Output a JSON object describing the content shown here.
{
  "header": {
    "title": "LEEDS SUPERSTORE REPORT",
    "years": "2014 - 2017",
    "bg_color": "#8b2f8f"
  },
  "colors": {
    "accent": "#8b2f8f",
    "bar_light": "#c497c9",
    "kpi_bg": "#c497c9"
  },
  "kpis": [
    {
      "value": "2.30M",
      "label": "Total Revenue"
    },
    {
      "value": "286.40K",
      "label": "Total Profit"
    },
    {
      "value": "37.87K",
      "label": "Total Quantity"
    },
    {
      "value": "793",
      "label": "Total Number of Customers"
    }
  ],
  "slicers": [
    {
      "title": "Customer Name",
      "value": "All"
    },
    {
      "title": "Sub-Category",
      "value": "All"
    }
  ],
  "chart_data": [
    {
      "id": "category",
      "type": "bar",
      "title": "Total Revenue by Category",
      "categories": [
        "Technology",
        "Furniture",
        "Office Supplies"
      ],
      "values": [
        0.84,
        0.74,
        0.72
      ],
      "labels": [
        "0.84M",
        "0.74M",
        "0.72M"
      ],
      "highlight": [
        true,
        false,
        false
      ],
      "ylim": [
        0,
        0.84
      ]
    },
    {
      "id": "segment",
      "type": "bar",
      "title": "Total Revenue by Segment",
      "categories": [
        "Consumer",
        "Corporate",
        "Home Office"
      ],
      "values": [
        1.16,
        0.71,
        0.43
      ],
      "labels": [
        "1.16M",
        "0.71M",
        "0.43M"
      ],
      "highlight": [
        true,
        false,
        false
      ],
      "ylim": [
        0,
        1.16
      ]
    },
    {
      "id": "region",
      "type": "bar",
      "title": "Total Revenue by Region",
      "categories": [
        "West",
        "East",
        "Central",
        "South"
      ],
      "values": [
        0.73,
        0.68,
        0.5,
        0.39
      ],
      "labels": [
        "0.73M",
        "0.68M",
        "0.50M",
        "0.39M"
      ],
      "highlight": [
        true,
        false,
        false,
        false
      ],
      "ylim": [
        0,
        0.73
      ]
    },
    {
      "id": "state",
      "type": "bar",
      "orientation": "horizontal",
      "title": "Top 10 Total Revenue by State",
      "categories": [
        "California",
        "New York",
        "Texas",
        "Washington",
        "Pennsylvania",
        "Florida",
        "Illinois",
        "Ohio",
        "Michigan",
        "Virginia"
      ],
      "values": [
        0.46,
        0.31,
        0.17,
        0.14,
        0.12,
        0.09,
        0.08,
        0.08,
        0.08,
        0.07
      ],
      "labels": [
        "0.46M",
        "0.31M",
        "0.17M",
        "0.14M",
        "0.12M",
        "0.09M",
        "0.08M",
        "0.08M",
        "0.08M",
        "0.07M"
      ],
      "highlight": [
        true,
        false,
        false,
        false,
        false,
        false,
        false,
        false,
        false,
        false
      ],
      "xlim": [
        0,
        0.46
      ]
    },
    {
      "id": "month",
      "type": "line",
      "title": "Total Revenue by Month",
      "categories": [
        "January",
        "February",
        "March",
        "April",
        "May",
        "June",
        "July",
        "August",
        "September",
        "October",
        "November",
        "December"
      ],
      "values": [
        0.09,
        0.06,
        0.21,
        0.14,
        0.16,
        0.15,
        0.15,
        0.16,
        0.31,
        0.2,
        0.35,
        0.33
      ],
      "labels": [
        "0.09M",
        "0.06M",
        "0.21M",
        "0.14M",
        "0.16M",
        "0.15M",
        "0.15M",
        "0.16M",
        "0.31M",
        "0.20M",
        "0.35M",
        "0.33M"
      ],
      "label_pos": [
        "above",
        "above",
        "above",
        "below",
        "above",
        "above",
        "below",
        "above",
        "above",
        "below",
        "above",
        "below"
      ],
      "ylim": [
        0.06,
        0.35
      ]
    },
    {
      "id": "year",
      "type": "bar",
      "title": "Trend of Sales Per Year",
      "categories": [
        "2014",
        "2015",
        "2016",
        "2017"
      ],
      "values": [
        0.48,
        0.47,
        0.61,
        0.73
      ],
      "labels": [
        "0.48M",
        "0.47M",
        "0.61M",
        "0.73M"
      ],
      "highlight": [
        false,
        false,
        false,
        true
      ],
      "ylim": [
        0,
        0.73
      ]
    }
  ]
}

Task prompt:
Write out every entry again exactly, please, with nothing missing.

Written response:
Output a JSON object describing the content shown here.
{
  "header": {
    "title": "LEEDS SUPERSTORE REPORT",
    "years": "2014 - 2017",
    "bg_color": "#8b2f8f"
  },
  "colors": {
    "accent": "#8b2f8f",
    "bar_light": "#c497c9",
    "kpi_bg": "#c497c9"
  },
  "kpis": [
    {
      "value": "2.30M",
      "label": "Total Revenue"
    },
    {
      "value": "286.40K",
      "label": "Total Profit"
    },
    {
      "value": "37.87K",
      "label": "Total Quantity"
    },
    {
      "value": "793",
      "label": "Total Number of Customers"
    }
  ],
  "slicers": [
    {
      "title": "Customer Name",
      "value": "All"
    },
    {
      "title": "Sub-Category",
      "value": "All"
    }
  ],
  "chart_data": [
    {
      "id": "category",
      "type": "bar",
      "title": "Total Revenue by Category",
      "categories": [
        "Technology",
        "Furniture",
        "Office Supplies"
      ],
      "values": [
        0.84,
        0.74,
        0.72
      ],
      "labels": [
        "0.84M",
        "0.74M",
        "0.72M"
      ],
      "highlight": [
        true,
        false,
        false
      ],
      "ylim": [
        0,
        0.84
      ]
    },
    {
      "id": "segment",
      "type": "bar",
      "title": "Total Revenue by Segment",
      "categories": [
        "Consumer",
        "Corporate",
        "Home Office"
      ],
      "values": [
        1.16,
        0.71,
        0.43
      ],
      "labels": [
        "1.16M",
        "0.71M",
        "0.43M"
      ],
      "highlight": [
        true,
        false,
        false
      ],
      "ylim": [
        0,
        1.16
      ]
    },
    {
      "id": "region",
      "type": "bar",
      "title": "Total Revenue by Region",
      "categories": [
        "West",
        "East",
        "Central",
        "South"
      ],
      "values": [
        0.73,
        0.68,
        0.5,
        0.39
      ],
      "labels": [
        "0.73M",
        "0.68M",
        "0.50M",
        "0.39M"
      ],
      "highlight": [
        true,
        false,
        false,
        false
      ],
      "ylim": [
        0,
        0.73
      ]
    },
    {
      "id": "state",
      "type": "bar",
      "orientation": "horizontal",
      "title": "Top 10 Total Revenue by State",
      "categories": [
        "California",
        "New York",
        "Texas",
        "Washington",
        "Pennsylvania",
        "Florida",
        "Illinois",
        "Ohio",
        "Michigan",
        "Virginia"
      ],
      "values": [
        0.46,
        0.31,
        0.17,
        0.14,
        0.12,
        0.09,
        0.08,
        0.08,
        0.08,
        0.07
      ],
      "labels": [
        "0.46M",
        "0.31M",
        "0.17M",
        "0.14M",
        "0.12M",
        "0.09M",
        "0.08M",
        "0.08M",
        "0.08M",
        "0.07M"
      ],
      "highlight": [
        true,
        false,
        false,
        false,
        false,
        false,
        false,
        false,
        false,
        false
      ],
      "xlim": [
        0,
        0.46
      ]
    },
    {
      "id": "month",
      "type": "line",
      "title": "Total Revenue by Month",
      "categories": [
        "January",
        "February",
        "March",
        "April",
        "May",
        "June",
        "July",
        "August",
        "September",
        "October",
        "November",
        "December"
      ],
      "values": [
        0.09,
        0.06,
        0.21,
        0.14,
        0.16,
        0.15,
        0.15,
        0.16,
        0.31,
        0.2,
        0.35,
        0.33
      ],
      "labels": [
        "0.09M",
        "0.06M",
        "0.21M",
        "0.14M",
        "0.16M",
        "0.15M",
        "0.15M",
        "0.16M",
        "0.31M",
        "0.20M",
        "0.35M",
        "0.33M"
      ],
      "label_pos": [
        "above",
        "above",
        "above",
        "below",
        "above",
        "above",
        "below",
        "above",
        "above",
        "below",
        "above",
        "below"
      ],
      "ylim": [
        0.06,
        0.35
      ]
    },
    {
      "id": "year",
      "type": "bar",
      "title": "Trend of Sales Per Year",
      "categories": [
        "2014",
        "2015",
        "2016",
        "2017"
      ],
      "values": [
        0.48,
        0.47,
        0.61,
        0.73
      ],
      "labels": [
        "0.48M",
        "0.47M",
        "0.61M",
        "0.73M"
      ],
      "highlight": [
        false,
        false,
        false,
        true
      ],
      "ylim": [
        0,
        0.73
      ]
    }
  ]
}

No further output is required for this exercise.